Tugas Tertulis
a - Menurut teks tentang Harlah KOPRI ke-58 di Parepare, apa alamat website resmi KOPRI PKC PMII Sulawesi Selatan?
b - Teruskan teks tentang sosialisasi fitur SAPA KOPRI di Parepare setelah kalimat terakhirnya.

Teks Bacaan

======

PAREPARE — Pada momentum Harlah KOPRI ke-58 yang diselenggarakan oleh KOPRI PC PMII Kota Parepare, hadir Sekretaris Umum KOPRI PKC PMII Sulawesi Selatan, Nur Jamilah Ambo, yang didaulat menjadi Dewan Pertimbangan Ruang Aman Perempuan (Raper) Parepare, ia juga sebagai demisioner Ketua KOPRI Kota Parepare 2023-2025.
Kehadirannya bukan sekadar seremoni tetapi membawa tujuan besar, yaitu sosialisasi fitur digital “Satuan Pengaduan Aman (SAPA) KOPRI,” sebuah terobosan baru dalam sistem laporan kasus kekerasan dan pelecehan seksual berbasis digital yang bisa diakses seluruh perempuan di Sulawesi Selatan, termasuk Parepare.
Dalam sambutannya, Nur Jamilah Ambo menyampaikan “KOPRI PKC PMII Sulawesi Selatan memiliki website resmi bernama gemakopri.or.id. Di dalamnya terdapat fitur bernama ‘Satuan Pengaduan Aman (SAPA KOPRI)’. Fitur ini bertujuan menampung semua aduan dari penjuru Sulawesi Selatan, termasuk Parepare. Siapapun yang merasa menjadi korban pelecehan dapat melaporkan kasus melalui SAPA KOPRI dan akan kami tindaklanjuti melalui pengurus cabang masing-masing, termasuk Kota Parepare melalui Raper.”

======

Data yang Diberikan
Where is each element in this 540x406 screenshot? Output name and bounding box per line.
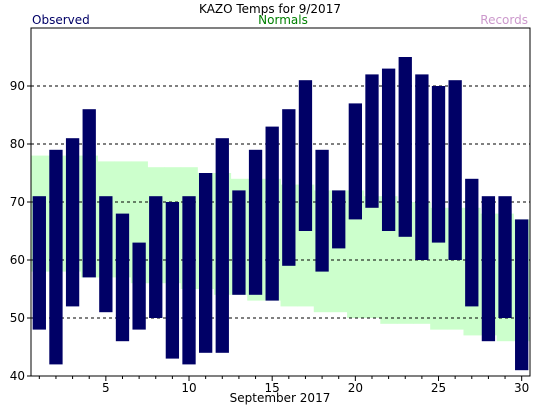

======

Jawaban Latihan
a - gemakopri.or.id

b -
SAPA KOPRI disebut sebagai instrumen digital advokasi, yang nantinya dapat dimanfaatkan oleh Raper Parepare untuk memantau dan mendapatkan informasi kasus tanpa harus menunggu laporan manual.
Nur Jamilah menambahkan bahwa SAPA KOPRI telah disosialisasikan ke UPT Perlindungan Perempuan dan Anak (PPA) Sulawesi Selatan, dan akan segera dilanjutkan dengan MoU agar seluruh cabang KOPRI di Sulawesi Selatan dapat berkoordinasi langsung dengan DP3A di daerah masing-masing.
Nur Jamilah juga menyampaikan kondisi Raper saat ia menjabat Ketua Kopri di Parepare, “Raper di masa saya, aktif mengawal kasus, namun tidak semua kami publikasikan karena menjaga nama baik pelaku dan mental korban.” tambah Jamilah.
Ketua RAPER Parepare, Sera Anggraini, merespon positif arahan dari KOPRI PKC Sulsel “Kami menyambut hangat SAPA KOPRI dari KOPRI PKC Sulsel, mengingat banyak korban di Parepare sulit untuk speak up karena takut namanya diketahui sebagai korban. Dengan adanya SAPA KOPRI, kami harap tidak ada lagi korban yang takut berbicara” ungkap Sera.
Respons ini menunjukkan bahwa SAPA KOPRI sebagai fitur digital, bisa menjadi jembatan kepercayaan bagi korban, sekaligus bukti bahwa teknologi juga dapat menjadi alat perjuangan perempuan.
Harlah KOPRI ke-58 di Parepare menjadi ruang pertemuan antara harapan dan strategi. Sosialisasi SAPA KOPRI menandai fase baru: advokasi tidak lagi hanya berbasis diskusi, tetapi berbasis sistem.
KOPRI PC PMII Parepare dan KOPRI PKC Sulsel kini memulai babak baru — mengawal kasus tidak hanya dengan suara, tetapi dengan data. Tidak hanya dengan keberanian, tetapi juga dengan perlindungan yang sistematis. (kpr)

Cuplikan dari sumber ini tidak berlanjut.